AIM: Reproduce the lines of the material from the one with "export-har-icon[interactable]: ⇣ [446, 258, 464, 274]" up to and including the one with "type-filter-css[interactable]: CSS [456, 284, 487, 300]", unchanged.

DATA SHOWN:

══════════

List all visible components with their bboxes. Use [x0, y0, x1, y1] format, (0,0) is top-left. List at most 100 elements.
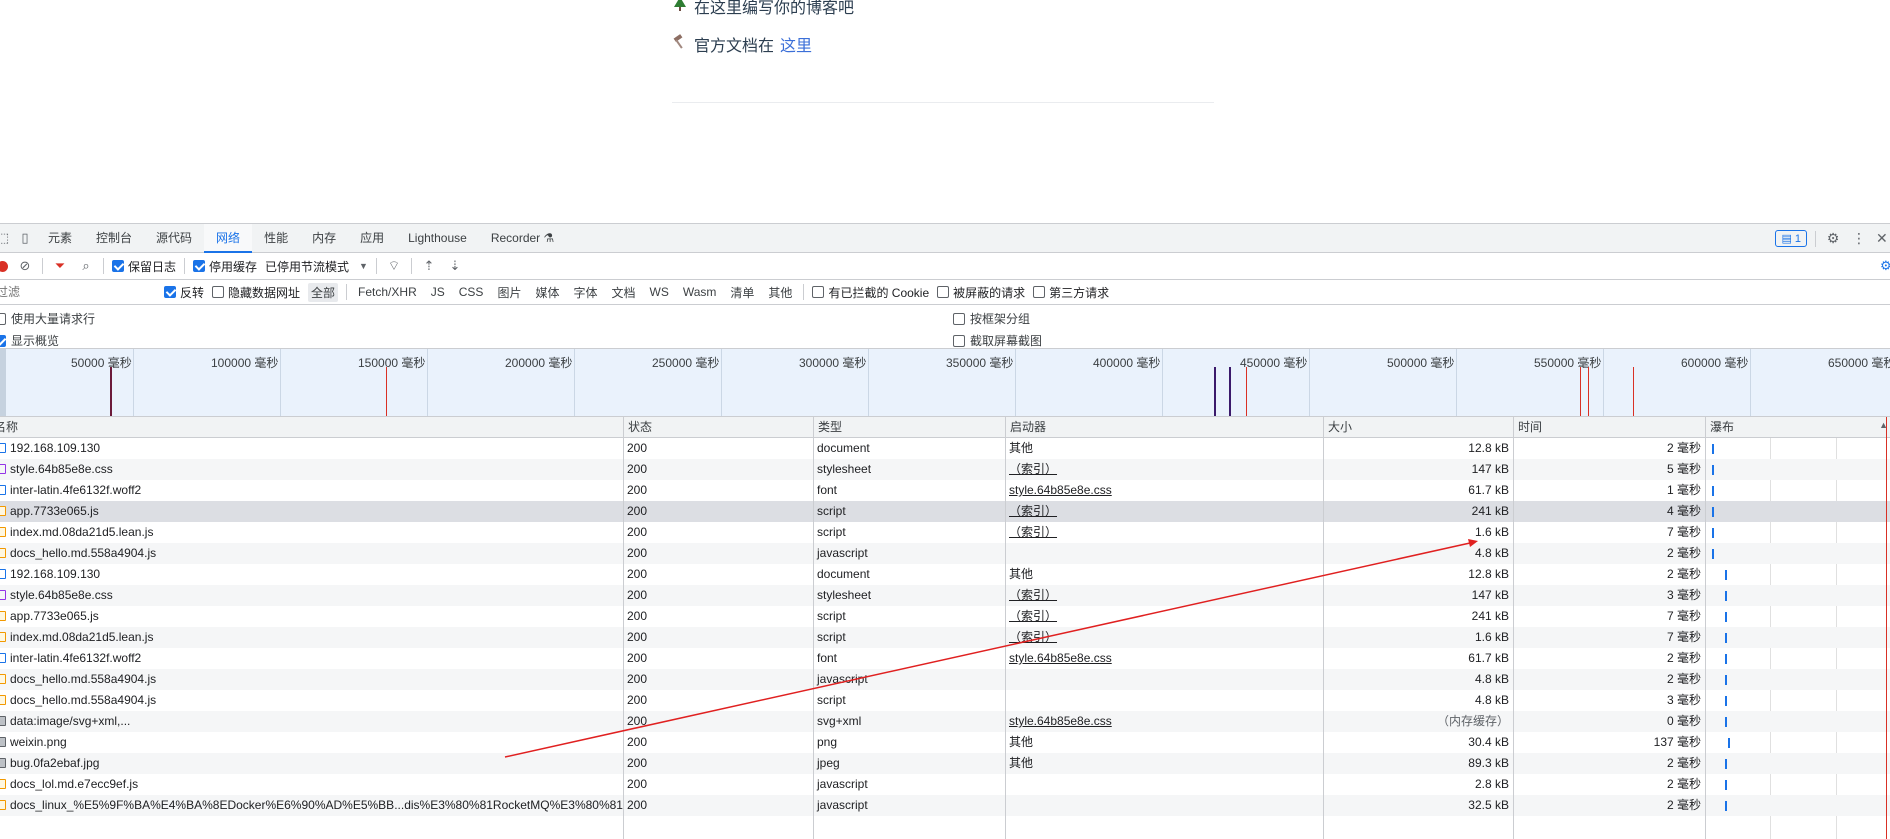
export-har-icon[interactable]: ⇣ [446, 258, 464, 274]
tab-console[interactable]: 控制台 [84, 224, 144, 253]
show-overview-check[interactable] [0, 334, 6, 347]
table-row[interactable]: inter-latin.4fe6132f.woff2 200 font style.6… [0, 480, 1890, 501]
type-filter-css[interactable]: CSS [456, 284, 487, 300]
table-row[interactable]: index.md.08da21d5.lean.js 200 script （索引） 1.… [0, 522, 1890, 543]
tab-application[interactable]: 应用 [348, 224, 396, 253]
hide-data-urls-checkbox[interactable]: 隐藏数据网址 [212, 284, 300, 301]
filter-input[interactable] [0, 282, 156, 302]
group-by-frame-check[interactable] [953, 312, 965, 325]
table-row[interactable]: docs_hello.md.558a4904.js 200 javascript 4.… [0, 543, 1890, 564]
issues-badge[interactable]: ▤ 1 [1775, 230, 1807, 247]
column-divider[interactable] [1005, 417, 1006, 839]
cell-initiator[interactable]: （索引） [1005, 585, 1323, 606]
invert-check[interactable] [164, 286, 176, 298]
cell-initiator[interactable]: （索引） [1005, 459, 1323, 480]
type-filter-media[interactable]: 媒体 [532, 283, 562, 302]
gear-icon[interactable]: ⚙ [1824, 230, 1842, 247]
type-filter-font[interactable]: 字体 [570, 283, 600, 302]
cell-initiator[interactable]: （索引） [1005, 627, 1323, 648]
cell-initiator[interactable]: style.64b85e8e.css [1005, 480, 1323, 501]
table-row[interactable]: docs_lol.md.e7ecc9ef.js 200 javascript 2.8 … [0, 774, 1890, 795]
type-filter-ws[interactable]: WS [647, 284, 672, 300]
tab-memory[interactable]: 内存 [300, 224, 348, 253]
column-header-size[interactable]: 大小 [1323, 417, 1513, 438]
blocked-cookies-check[interactable] [812, 286, 825, 298]
column-divider[interactable] [623, 417, 624, 839]
record-icon[interactable] [0, 260, 8, 272]
column-header-status[interactable]: 状态 [623, 417, 813, 438]
cell-initiator[interactable]: （索引） [1005, 501, 1323, 522]
big-rows-check[interactable] [0, 312, 6, 325]
cell-initiator[interactable]: style.64b85e8e.css [1005, 648, 1323, 669]
type-filter-js[interactable]: JS [428, 284, 448, 300]
table-row[interactable]: 192.168.109.130 200 document 其他 12.8 kB 2 毫秒 [0, 564, 1890, 585]
type-filter-wasm[interactable]: Wasm [680, 284, 720, 300]
type-filter-xhr[interactable]: Fetch/XHR [355, 284, 420, 300]
cell-initiator[interactable]: （索引） [1005, 522, 1323, 543]
table-row[interactable]: docs_linux_%E5%9F%BA%E4%BA%8EDocker%E6%9… [0, 795, 1890, 816]
table-row[interactable]: index.md.08da21d5.lean.js 200 script （索引） 1.… [0, 627, 1890, 648]
table-row[interactable]: docs_hello.md.558a4904.js 200 script 4.8 kB… [0, 690, 1890, 711]
disable-cache-check[interactable] [193, 260, 206, 272]
invert-checkbox[interactable]: 反转 [164, 284, 204, 301]
cell-initiator[interactable]: 其他 [1005, 564, 1323, 585]
column-header-waterfall[interactable]: 瀑布 [1705, 417, 1890, 438]
show-overview-checkbox[interactable]: 显示概览 [0, 332, 59, 349]
tab-lighthouse[interactable]: Lighthouse [396, 224, 479, 253]
table-row[interactable]: style.64b85e8e.css 200 stylesheet （索引） 147 k… [0, 585, 1890, 606]
inspect-element-icon[interactable]: ⬚ [0, 224, 14, 253]
third-party-checkbox[interactable]: 第三方请求 [1033, 284, 1109, 301]
settings-gear-icon[interactable]: ⚙ [1880, 258, 1890, 274]
column-header-type[interactable]: 类型 [813, 417, 1005, 438]
cell-initiator[interactable]: （索引） [1005, 606, 1323, 627]
table-row[interactable]: 192.168.109.130 200 document 其他 12.8 kB 2 毫秒 [0, 438, 1890, 459]
hide-data-urls-check[interactable] [212, 286, 225, 298]
type-filter-img[interactable]: 图片 [494, 283, 524, 302]
capture-screenshots-check[interactable] [953, 334, 965, 347]
more-options-icon[interactable]: ⋮ [1850, 230, 1868, 247]
third-party-check[interactable] [1033, 286, 1046, 298]
type-filter-other[interactable]: 其他 [765, 283, 795, 302]
table-row[interactable]: inter-latin.4fe6132f.woff2 200 font style.6… [0, 648, 1890, 669]
capture-screenshots-checkbox[interactable]: 截取屏幕截图 [953, 332, 1042, 349]
close-icon[interactable]: ✕ [1876, 230, 1886, 247]
table-row[interactable]: weixin.png 200 png 其他 30.4 kB 137 毫秒 [0, 732, 1890, 753]
blocked-cookies-checkbox[interactable]: 有已拦截的 Cookie [812, 284, 929, 301]
tab-performance[interactable]: 性能 [252, 224, 300, 253]
preserve-log-checkbox[interactable]: 保留日志 [112, 258, 176, 275]
device-toolbar-icon[interactable]: ▯ [14, 224, 36, 253]
table-row[interactable]: app.7733e065.js 200 script （索引） 241 kB 7 毫秒 [0, 606, 1890, 627]
search-icon[interactable]: ⌕ [77, 258, 95, 274]
docs-link[interactable]: 这里 [780, 32, 812, 56]
cell-initiator[interactable]: style.64b85e8e.css [1005, 711, 1323, 732]
table-row[interactable]: data:image/svg+xml,... 200 svg+xml style.64… [0, 711, 1890, 732]
table-row[interactable]: style.64b85e8e.css 200 stylesheet （索引） 147 k… [0, 459, 1890, 480]
big-rows-checkbox[interactable]: 使用大量请求行 [0, 310, 95, 327]
table-row[interactable]: bug.0fa2ebaf.jpg 200 jpeg 其他 89.3 kB 2 毫秒 [0, 753, 1890, 774]
blocked-requests-checkbox[interactable]: 被屏蔽的请求 [937, 284, 1025, 301]
cell-initiator[interactable]: 其他 [1005, 438, 1323, 459]
clear-icon[interactable]: ⊘ [16, 258, 34, 274]
column-divider[interactable] [1705, 417, 1706, 839]
column-divider[interactable] [813, 417, 814, 839]
column-divider[interactable] [1323, 417, 1324, 839]
cell-initiator[interactable]: 其他 [1005, 732, 1323, 753]
network-conditions-icon[interactable]: ⌔ [385, 258, 403, 274]
tab-sources[interactable]: 源代码 [144, 224, 204, 253]
filter-icon[interactable]: ⏷ [51, 258, 69, 274]
type-filter-manifest[interactable]: 清单 [727, 283, 757, 302]
type-filter-all[interactable]: 全部 [308, 282, 339, 302]
blocked-requests-check[interactable] [937, 286, 950, 298]
column-header-initiator[interactable]: 启动器 [1005, 417, 1323, 438]
disable-cache-checkbox[interactable]: 停用缓存 [193, 258, 257, 275]
column-divider[interactable] [1513, 417, 1514, 839]
network-overview[interactable]: 50000 毫秒 100000 毫秒 150000 毫秒 200000 毫秒 2… [0, 349, 1890, 417]
cell-initiator[interactable]: 其他 [1005, 753, 1323, 774]
column-header-name[interactable]: 名称 [0, 417, 623, 438]
table-row[interactable]: docs_hello.md.558a4904.js 200 javascript 4.… [0, 669, 1890, 690]
throttle-select[interactable]: 已停用节流模式 ▼ [265, 258, 368, 275]
column-header-time[interactable]: 时间 [1513, 417, 1705, 438]
tab-recorder[interactable]: Recorder ⚗ [479, 224, 566, 253]
tab-elements[interactable]: 元素 [36, 224, 84, 253]
overview-left-handle[interactable] [0, 349, 6, 416]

══════════

ANSWER TO THIS EXERCISE:
export-har-icon[interactable]: ⇣ [446, 258, 464, 274]
tab-console[interactable]: 控制台 [84, 224, 144, 253]
show-overview-check[interactable] [0, 334, 6, 347]
table-row[interactable]: inter-latin.4fe6132f.woff2 200 font style.6… [0, 480, 1890, 501]
type-filter-css[interactable]: CSS [456, 284, 487, 300]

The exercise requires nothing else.